[Figure record extracts]

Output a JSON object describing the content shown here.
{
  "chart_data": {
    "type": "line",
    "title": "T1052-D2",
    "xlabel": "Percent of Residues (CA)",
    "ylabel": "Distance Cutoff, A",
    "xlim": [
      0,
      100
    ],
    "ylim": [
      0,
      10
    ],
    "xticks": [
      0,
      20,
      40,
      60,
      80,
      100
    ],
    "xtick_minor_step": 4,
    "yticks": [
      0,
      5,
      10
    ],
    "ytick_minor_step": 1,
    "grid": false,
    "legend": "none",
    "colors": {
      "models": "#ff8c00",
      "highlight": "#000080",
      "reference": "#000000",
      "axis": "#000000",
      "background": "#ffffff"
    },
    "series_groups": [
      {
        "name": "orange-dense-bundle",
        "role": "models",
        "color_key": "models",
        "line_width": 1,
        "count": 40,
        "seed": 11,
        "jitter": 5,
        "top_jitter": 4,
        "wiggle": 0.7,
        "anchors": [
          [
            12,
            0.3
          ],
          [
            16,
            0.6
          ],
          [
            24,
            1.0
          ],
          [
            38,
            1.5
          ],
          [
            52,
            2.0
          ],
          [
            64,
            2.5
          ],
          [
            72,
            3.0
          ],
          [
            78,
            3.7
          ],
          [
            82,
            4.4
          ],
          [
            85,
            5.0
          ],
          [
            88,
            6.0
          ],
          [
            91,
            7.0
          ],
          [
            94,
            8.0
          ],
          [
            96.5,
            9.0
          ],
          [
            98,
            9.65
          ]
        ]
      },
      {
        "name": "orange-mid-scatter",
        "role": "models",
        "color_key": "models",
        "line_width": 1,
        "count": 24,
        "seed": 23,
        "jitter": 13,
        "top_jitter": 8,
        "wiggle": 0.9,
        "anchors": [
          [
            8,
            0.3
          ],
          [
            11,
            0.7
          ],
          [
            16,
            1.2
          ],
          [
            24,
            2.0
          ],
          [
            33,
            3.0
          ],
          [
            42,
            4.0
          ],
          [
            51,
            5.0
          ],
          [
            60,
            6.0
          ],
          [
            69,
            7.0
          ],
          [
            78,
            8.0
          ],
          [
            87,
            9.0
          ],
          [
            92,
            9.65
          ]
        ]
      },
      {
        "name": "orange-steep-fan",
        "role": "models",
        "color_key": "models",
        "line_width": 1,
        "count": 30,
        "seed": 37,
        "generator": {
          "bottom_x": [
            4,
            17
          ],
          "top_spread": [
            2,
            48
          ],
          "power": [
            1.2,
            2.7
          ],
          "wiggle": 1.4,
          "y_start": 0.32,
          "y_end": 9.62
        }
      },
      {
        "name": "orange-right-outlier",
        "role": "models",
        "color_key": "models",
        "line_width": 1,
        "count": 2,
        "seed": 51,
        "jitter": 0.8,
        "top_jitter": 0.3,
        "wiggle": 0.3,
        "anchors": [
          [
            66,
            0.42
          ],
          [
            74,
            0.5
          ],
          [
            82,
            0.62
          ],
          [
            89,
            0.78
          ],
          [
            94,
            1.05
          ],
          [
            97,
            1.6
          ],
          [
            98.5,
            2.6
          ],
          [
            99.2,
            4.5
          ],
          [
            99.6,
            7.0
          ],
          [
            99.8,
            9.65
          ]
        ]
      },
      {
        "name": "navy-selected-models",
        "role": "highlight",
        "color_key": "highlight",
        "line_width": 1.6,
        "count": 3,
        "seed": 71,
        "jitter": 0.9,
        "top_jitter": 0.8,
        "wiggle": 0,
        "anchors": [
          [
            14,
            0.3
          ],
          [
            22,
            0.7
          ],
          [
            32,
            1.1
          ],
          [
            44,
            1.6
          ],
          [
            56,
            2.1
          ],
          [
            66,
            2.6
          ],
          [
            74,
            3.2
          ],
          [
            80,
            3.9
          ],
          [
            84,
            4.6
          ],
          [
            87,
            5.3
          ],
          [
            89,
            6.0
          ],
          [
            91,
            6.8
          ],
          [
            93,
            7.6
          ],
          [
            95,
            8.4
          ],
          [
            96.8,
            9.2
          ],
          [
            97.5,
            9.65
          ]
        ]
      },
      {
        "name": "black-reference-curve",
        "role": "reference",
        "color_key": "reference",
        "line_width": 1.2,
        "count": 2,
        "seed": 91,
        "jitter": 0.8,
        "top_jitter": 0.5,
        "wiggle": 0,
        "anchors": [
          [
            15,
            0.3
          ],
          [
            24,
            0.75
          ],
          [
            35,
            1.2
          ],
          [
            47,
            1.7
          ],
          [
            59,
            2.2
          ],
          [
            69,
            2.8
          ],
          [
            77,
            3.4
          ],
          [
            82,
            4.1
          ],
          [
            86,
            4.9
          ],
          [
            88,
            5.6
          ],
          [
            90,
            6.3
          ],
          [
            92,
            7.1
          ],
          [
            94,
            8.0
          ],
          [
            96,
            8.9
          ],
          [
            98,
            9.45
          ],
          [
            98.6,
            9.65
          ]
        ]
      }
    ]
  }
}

...

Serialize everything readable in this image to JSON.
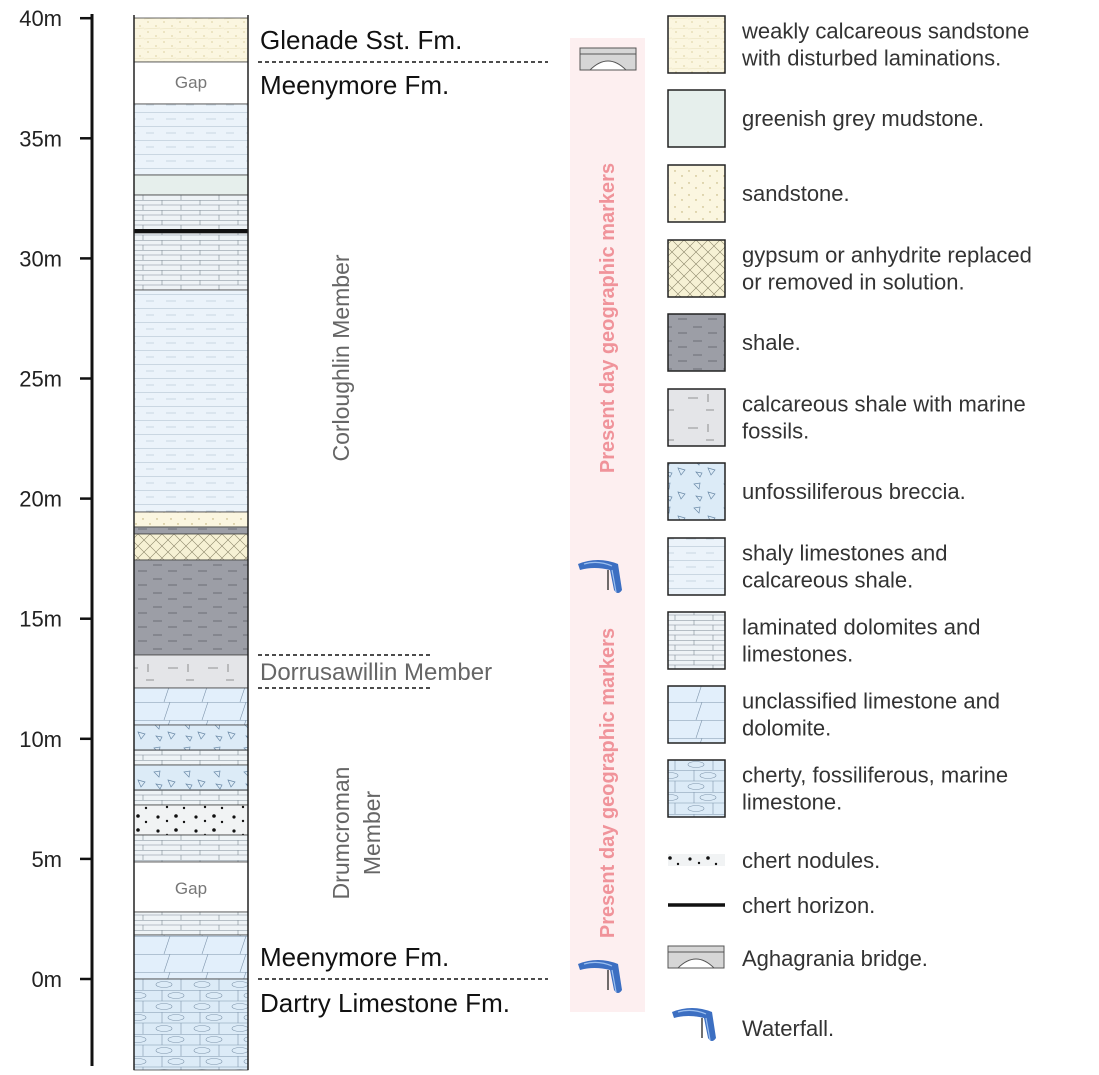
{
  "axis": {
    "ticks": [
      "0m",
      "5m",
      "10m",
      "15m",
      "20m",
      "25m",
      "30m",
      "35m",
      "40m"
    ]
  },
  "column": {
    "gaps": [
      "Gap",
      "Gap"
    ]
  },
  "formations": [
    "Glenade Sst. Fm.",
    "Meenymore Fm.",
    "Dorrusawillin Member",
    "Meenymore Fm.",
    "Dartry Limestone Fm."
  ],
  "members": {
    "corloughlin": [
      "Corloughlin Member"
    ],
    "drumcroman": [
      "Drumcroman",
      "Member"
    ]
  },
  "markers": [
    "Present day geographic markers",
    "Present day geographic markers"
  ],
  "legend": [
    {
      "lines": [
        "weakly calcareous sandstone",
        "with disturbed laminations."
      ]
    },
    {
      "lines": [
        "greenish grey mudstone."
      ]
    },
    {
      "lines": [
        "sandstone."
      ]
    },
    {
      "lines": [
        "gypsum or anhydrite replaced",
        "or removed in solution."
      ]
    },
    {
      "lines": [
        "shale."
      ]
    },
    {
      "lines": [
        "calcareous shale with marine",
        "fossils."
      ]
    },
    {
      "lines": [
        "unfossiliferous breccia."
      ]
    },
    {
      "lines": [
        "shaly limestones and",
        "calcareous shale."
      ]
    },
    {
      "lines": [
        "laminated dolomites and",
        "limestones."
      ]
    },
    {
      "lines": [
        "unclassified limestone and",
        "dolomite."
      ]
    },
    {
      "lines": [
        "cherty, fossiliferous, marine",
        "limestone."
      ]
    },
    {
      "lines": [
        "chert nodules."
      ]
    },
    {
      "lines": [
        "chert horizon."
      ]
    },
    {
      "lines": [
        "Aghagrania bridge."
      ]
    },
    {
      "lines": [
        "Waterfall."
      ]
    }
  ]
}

WORK TO COMPLETE = Using the listing above, return all lines where the word "geographic" occurs.

SOLUTION BELOW =
    "Present day geographic markers",
    "Present day geographic markers"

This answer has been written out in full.